>> BEGIN MATERIAL FOR THE TASK

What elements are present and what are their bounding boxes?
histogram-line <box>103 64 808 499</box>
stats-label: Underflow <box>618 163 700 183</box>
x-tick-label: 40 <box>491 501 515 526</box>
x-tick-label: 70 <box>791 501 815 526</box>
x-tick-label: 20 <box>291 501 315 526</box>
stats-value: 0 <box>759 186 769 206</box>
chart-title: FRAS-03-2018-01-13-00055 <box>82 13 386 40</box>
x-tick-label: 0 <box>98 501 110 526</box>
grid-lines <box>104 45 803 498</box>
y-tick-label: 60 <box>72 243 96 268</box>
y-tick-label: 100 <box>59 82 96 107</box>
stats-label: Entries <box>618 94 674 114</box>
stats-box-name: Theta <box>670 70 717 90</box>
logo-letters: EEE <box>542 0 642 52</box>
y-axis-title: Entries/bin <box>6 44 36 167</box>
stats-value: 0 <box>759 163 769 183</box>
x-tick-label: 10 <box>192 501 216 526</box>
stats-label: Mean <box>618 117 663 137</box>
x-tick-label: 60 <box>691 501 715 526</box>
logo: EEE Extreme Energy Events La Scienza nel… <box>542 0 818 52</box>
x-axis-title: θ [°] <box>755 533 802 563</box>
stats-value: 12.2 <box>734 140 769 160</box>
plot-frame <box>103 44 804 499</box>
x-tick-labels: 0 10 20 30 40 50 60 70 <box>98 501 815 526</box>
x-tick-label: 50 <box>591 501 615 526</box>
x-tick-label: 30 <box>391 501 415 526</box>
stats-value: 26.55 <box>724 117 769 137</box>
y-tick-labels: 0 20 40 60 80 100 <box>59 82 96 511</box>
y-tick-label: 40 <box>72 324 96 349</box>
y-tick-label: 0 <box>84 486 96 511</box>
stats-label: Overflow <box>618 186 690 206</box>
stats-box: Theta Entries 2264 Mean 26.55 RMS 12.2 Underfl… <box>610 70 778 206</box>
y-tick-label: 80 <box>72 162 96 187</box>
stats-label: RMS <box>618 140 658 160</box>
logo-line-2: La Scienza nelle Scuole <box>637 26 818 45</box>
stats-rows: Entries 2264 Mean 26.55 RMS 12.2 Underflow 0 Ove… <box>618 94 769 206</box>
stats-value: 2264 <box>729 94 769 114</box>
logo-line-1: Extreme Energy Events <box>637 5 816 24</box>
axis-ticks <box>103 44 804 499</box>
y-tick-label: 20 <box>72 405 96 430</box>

>> END MATERIAL FOR THE TASK
>> BEGIN MATERIAL FOR THE TASK

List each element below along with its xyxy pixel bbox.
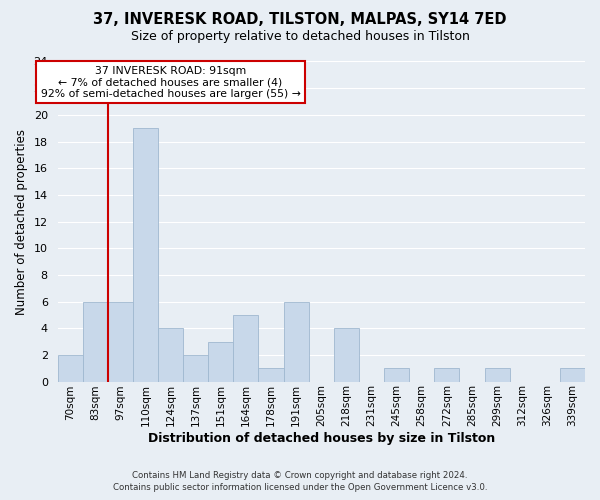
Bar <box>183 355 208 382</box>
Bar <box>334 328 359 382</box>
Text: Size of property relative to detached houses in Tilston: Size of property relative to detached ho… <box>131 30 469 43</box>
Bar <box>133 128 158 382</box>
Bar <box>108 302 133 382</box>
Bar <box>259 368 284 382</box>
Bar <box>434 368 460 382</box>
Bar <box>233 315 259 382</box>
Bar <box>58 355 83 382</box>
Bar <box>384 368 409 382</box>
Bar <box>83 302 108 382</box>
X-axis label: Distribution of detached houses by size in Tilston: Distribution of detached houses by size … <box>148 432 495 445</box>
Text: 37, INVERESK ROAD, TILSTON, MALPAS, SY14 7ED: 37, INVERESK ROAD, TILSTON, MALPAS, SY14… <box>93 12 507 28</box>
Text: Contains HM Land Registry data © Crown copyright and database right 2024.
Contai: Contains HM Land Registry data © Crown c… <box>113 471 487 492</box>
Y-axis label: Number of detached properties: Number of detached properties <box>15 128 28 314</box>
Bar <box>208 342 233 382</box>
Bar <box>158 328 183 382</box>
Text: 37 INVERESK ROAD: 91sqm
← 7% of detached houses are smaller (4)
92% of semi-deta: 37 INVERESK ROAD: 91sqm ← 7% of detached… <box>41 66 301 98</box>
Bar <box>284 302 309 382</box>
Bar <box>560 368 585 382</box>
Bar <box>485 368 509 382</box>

>> END MATERIAL FOR THE TASK
>> BEGIN MATERIAL FOR THE TASK

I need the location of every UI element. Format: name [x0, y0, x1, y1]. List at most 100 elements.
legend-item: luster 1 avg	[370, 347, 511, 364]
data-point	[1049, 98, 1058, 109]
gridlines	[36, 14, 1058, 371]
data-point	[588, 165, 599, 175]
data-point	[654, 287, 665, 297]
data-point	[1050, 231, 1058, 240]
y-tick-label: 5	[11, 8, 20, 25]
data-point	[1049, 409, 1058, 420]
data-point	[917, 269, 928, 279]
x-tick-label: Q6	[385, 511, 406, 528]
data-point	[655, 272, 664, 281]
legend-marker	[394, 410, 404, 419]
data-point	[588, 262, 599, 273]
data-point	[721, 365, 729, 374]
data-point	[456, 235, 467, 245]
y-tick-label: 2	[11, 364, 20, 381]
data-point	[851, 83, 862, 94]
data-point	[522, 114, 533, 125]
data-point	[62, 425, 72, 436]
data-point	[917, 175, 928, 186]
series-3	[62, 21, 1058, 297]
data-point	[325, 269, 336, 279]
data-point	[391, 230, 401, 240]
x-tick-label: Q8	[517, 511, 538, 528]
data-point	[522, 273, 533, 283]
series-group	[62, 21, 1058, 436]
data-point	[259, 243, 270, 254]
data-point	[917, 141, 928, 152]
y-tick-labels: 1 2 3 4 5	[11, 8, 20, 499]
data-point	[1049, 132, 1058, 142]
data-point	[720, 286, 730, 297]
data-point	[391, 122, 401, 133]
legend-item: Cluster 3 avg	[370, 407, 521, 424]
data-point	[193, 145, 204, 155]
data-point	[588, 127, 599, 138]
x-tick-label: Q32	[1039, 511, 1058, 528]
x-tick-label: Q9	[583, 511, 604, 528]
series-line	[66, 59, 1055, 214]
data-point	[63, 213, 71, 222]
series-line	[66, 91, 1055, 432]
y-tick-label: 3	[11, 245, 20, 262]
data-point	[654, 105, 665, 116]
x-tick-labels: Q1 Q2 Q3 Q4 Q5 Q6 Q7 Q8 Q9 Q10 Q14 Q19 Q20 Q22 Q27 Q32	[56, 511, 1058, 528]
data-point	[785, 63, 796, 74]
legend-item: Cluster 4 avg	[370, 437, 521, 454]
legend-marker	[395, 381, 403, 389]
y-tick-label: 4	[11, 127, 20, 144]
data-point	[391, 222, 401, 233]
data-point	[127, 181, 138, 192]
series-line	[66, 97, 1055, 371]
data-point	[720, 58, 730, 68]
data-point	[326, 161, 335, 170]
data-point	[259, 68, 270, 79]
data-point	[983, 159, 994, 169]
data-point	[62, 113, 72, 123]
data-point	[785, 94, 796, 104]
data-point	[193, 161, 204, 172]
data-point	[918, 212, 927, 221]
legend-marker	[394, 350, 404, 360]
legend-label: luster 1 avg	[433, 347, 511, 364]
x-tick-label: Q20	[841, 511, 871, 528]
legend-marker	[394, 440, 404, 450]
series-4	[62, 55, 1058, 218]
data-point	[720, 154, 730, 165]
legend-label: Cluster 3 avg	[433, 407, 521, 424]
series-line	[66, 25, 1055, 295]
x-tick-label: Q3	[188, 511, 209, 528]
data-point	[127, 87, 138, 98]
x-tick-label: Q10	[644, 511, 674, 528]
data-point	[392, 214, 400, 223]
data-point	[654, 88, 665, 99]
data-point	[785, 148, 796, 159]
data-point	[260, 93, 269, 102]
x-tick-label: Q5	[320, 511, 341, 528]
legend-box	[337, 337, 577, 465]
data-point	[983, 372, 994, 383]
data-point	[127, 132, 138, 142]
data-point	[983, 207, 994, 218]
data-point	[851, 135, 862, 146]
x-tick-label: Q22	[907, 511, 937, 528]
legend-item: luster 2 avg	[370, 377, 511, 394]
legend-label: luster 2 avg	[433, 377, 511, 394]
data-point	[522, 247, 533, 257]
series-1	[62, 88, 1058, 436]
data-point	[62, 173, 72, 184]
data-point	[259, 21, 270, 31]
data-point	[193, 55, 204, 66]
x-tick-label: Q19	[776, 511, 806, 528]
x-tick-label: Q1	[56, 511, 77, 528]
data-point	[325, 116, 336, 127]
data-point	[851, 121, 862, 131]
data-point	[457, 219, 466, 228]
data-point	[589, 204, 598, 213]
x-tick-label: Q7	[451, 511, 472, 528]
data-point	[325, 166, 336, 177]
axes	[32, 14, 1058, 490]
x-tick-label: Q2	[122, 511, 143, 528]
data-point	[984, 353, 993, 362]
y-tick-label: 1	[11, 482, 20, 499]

>> END MATERIAL FOR THE TASK

• _WHAT IS NEEDED_:
From the listing, extract the lines from the one containing "Bar <box>183 355 208 382</box>" up to and including the one containing "Bar <box>485 368 509 382</box>", and copy them unchanged.

• _RESPONSE TO THIS TASK_:
Bar <box>183 355 208 382</box>
Bar <box>334 328 359 382</box>
Text: Size of property relative to detached houses in Tilston: Size of property relative to detached ho… <box>131 30 469 43</box>
Bar <box>133 128 158 382</box>
Bar <box>108 302 133 382</box>
Bar <box>259 368 284 382</box>
Bar <box>434 368 460 382</box>
Bar <box>233 315 259 382</box>
Bar <box>58 355 83 382</box>
Bar <box>384 368 409 382</box>
Bar <box>83 302 108 382</box>
X-axis label: Distribution of detached houses by size in Tilston: Distribution of detached houses by size … <box>148 432 495 445</box>
Text: 37, INVERESK ROAD, TILSTON, MALPAS, SY14 7ED: 37, INVERESK ROAD, TILSTON, MALPAS, SY14… <box>93 12 507 28</box>
Text: Contains HM Land Registry data © Crown copyright and database right 2024.
Contai: Contains HM Land Registry data © Crown c… <box>113 471 487 492</box>
Y-axis label: Number of detached properties: Number of detached properties <box>15 128 28 314</box>
Bar <box>208 342 233 382</box>
Bar <box>158 328 183 382</box>
Text: 37 INVERESK ROAD: 91sqm
← 7% of detached houses are smaller (4)
92% of semi-deta: 37 INVERESK ROAD: 91sqm ← 7% of detached… <box>41 66 301 98</box>
Bar <box>284 302 309 382</box>
Bar <box>560 368 585 382</box>
Bar <box>485 368 509 382</box>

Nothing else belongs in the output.